━━━━━ SUPPLIED INFORMATION ━━━━━
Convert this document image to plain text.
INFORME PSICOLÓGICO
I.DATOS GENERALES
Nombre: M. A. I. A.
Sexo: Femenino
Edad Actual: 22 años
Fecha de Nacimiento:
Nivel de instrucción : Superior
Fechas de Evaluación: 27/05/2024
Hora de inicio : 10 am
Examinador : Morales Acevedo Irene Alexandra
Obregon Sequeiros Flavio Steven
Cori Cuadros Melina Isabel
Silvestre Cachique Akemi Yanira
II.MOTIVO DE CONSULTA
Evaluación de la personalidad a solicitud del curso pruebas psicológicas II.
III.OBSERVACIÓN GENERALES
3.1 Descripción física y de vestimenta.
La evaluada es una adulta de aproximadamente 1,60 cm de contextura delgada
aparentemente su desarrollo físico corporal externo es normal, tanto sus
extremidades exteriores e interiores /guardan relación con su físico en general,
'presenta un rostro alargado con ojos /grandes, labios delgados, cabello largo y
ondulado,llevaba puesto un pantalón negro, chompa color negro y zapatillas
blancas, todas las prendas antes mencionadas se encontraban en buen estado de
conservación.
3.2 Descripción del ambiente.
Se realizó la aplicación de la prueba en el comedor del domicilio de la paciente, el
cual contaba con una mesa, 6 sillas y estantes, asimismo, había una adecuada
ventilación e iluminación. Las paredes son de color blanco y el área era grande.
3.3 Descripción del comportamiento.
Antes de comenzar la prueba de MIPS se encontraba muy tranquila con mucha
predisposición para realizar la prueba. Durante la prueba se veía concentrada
━━━━━
▶ WHAT YOU NEED TO DO:
Quote every entry exactly.

▶ ANSWER FOR THIS EXERCISE:
Convert this document image to plain text.
INFORME PSICOLÓGICO
I.DATOS GENERALES
Nombre: M. A. I. A.
Sexo: Femenino
Edad Actual: 22 años
Fecha de Nacimiento:
Nivel de instrucción : Superior
Fechas de Evaluación: 27/05/2024
Hora de inicio : 10 am
Examinador : Morales Acevedo Irene Alexandra
Obregon Sequeiros Flavio Steven
Cori Cuadros Melina Isabel
Silvestre Cachique Akemi Yanira
II.MOTIVO DE CONSULTA
Evaluación de la personalidad a solicitud del curso pruebas psicológicas II.
III.OBSERVACIÓN GENERALES
3.1 Descripción física y de vestimenta.
La evaluada es una adulta de aproximadamente 1,60 cm de contextura delgada
aparentemente su desarrollo físico corporal externo es normal, tanto sus
extremidades exteriores e interiores /guardan relación con su físico en general,
'presenta un rostro alargado con ojos /grandes, labios delgados, cabello largo y
ondulado,llevaba puesto un pantalón negro, chompa color negro y zapatillas
blancas, todas las prendas antes mencionadas se encontraban en buen estado de
conservación.
3.2 Descripción del ambiente.
Se realizó la aplicación de la prueba en el comedor del domicilio de la paciente, el
cual contaba con una mesa, 6 sillas y estantes, asimismo, había una adecuada
ventilación e iluminación. Las paredes son de color blanco y el área era grande.
3.3 Descripción del comportamiento.
Antes de comenzar la prueba de MIPS se encontraba muy tranquila con mucha
predisposición para realizar la prueba. Durante la prueba se veía concentrada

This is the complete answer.